Task prompt →
Reproduce the part of the XML Sub-Job Extractor documentation word for word, starting at "This stage takes" and ending at "low memory requirements.".

Passage given →
++++

XML Sub Job Extractor 0.4
For Information on Aspire 3.1 Click Here
|XML Sub-Job Extractor 0.4|
|Description:||Extracts individual XML records from a single XML file which contains a list of records. Each record is sent to a sub-job pipeline to be processed individually.|
|Inputs:||AspireDocument containing a data stream (i.e. object['contentStream'] or object['contentBytes'] which is a stream to the XML to process). NOTE: A previous job (typically FetchURL) must have opened the input stream.|
|Outputs:||An AspireDocument object containing data for each sub-job contain the XML of the individual XML record, published to the configured sub-job pipeline manager.|
|Object Type:||Produces AspireDocument objects.|
This stage is primarily intended to split an XML file containing a list of records, and then to process each individual record one at a time, as sub-jobs on their own pipeline. These sorts of XML files are commonly produced by relational databases.
This stage takes an Aspire document which contains a data stream. It assumes that the data stream represents an XML document and then parses through the XML document to extract sub-job documents.
Note that the XML sub-job handler does not load the entire XML into an in-memory DOM object. Instead, it reads data from the input stream and outputs XML records to the sub-job pipeline as they are found using a SAX handler. This makes it very fast with very low memory requirements.
Typical input XML documents look like this:
<records xmlns:xsi="http://www.w3.org/2001/XMLSchema-instance"> <record id="32"> <first_name>george</first_name> <last_name>washington</last_name> <description>Founding father #1</description> </record> <record id="33"> <first_name>thomas</first_name> <last_name>jefferson</last_name> <description>Founding father #2</description> </record> </records>
Note that every child of the root element will be processed as a separate sub-job document. Therefore, the above XML will produce the following sub-job XML documents:
Sub Job #1:
<doc id="32" xmlns:xsi="http://www.w3.org/2001/XMLSchema-instance"> <parent> -- NOTE: a copy of the parent metadata is stored here -- </parent> <first_name>george</first_name> <last_name>washington</last_name> <description>Founding father #1</description> </doc>
Sub Job #2:
<doc id="33" xmlns:xsi="http://www.w3.org/2001/XMLSchema-instance"> <parent> -- NOTE: a copy of the parent metadata is stored here -- </parent> <first_name>thomas</first_name> <last_name>jefferson</last_name> <description>Founding father #2</description> </doc>
The top-level <doc> element for the sub job will contain all of the attributes for the parent XML element from the original file (i.e. the attributes on the <records> element from above) as well as all of the attributes from each sub-record (all of the attributes from each <record> element in turn). This should ensure that transforms on XML files which require nested name-spaces can occur properly.
|branches||None||The configuration of the pipeline to publish to. See below.|
|maxSubJobs||integer||0 (= all)||The maximum number of subjobs to generate. If there are more possible jobs in the input XML file, they will be ignored.|
The XML Sub Job Extractor publishes documents using the branch manager. It publishes using the events configured above. You must therefore include <branches> for these events in the configuration to publish to a pipeline within a pipeline manager. See Branch Handler for more details.
|branches/branch/@event||String||The event to configure. Should always be "onSubJob".|
|branches/branch/@pipelineManager||string||The URL of the pipeline manager to publish to. Can be relative.|
|branches/branch/@pipeline||string||The name of the pipeline to publish to.|
<!-- Use FetchUrl to open a stream on the object which is then used by XMLSubJobExtract --> <component name="FetchUrl" subType="default" factoryName="aspire-fetch-url" /> <component name="XMLSubJobExtract" subType="xmlSubJobExtractor" factoryName="aspire-xml-files"> <config> <branches> <branch event="onSubJob" pipelineManager="../ProcessSingleRecord" /> </branches> </config> </component>

++++

Collected material →

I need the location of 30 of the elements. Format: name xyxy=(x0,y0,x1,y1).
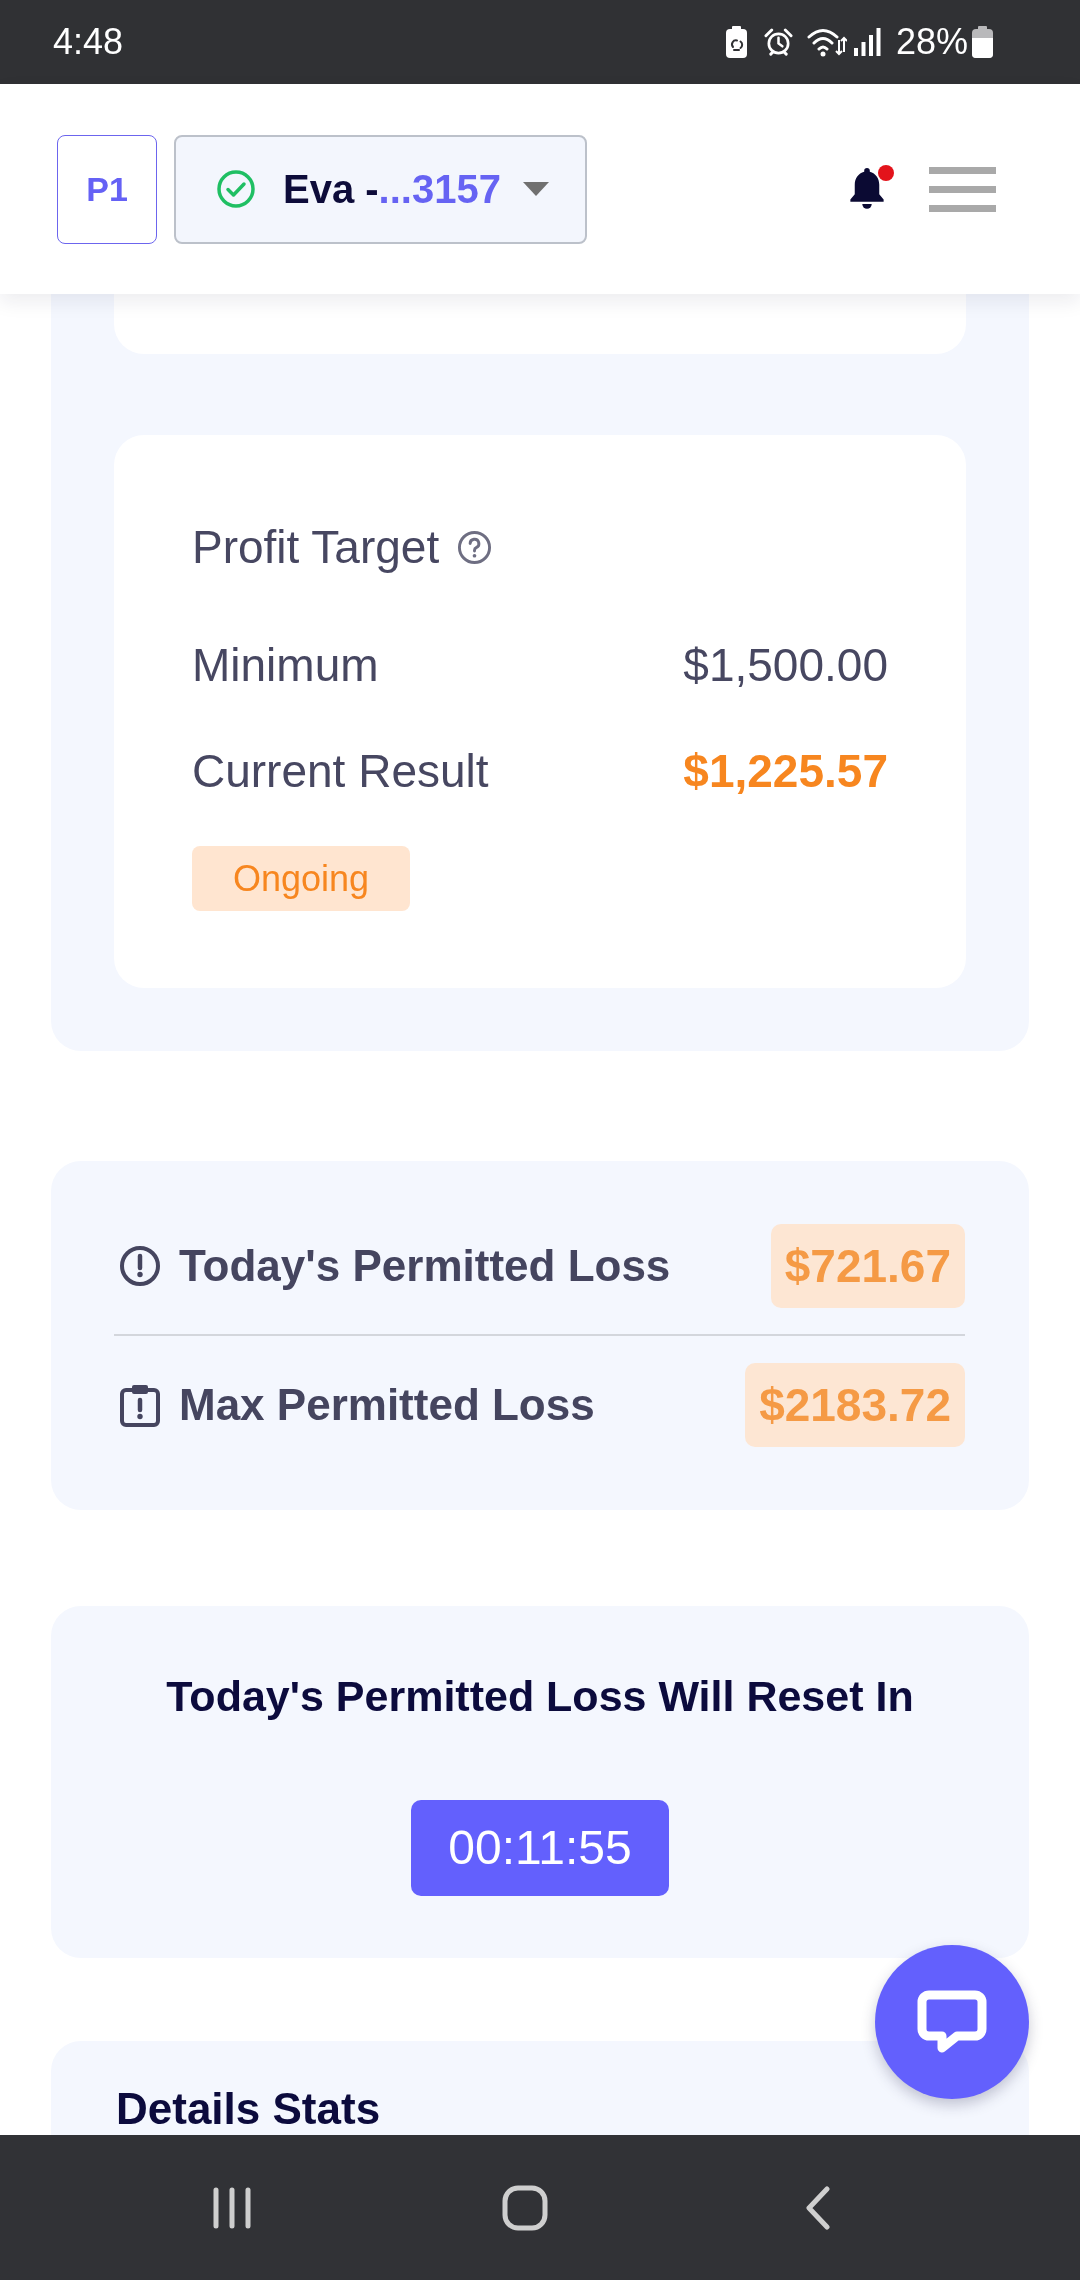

++++

Task answer →
This stage takes an Aspire document which contains a data stream. It assumes that the data stream represents an XML document and then parses through the XML document to extract sub-job documents.
Note that the XML sub-job handler does not load the entire XML into an in-memory DOM object. Instead, it reads data from the input stream and outputs XML records to the sub-job pipeline as they are found using a SAX handler. This makes it very fast with very low memory requirements.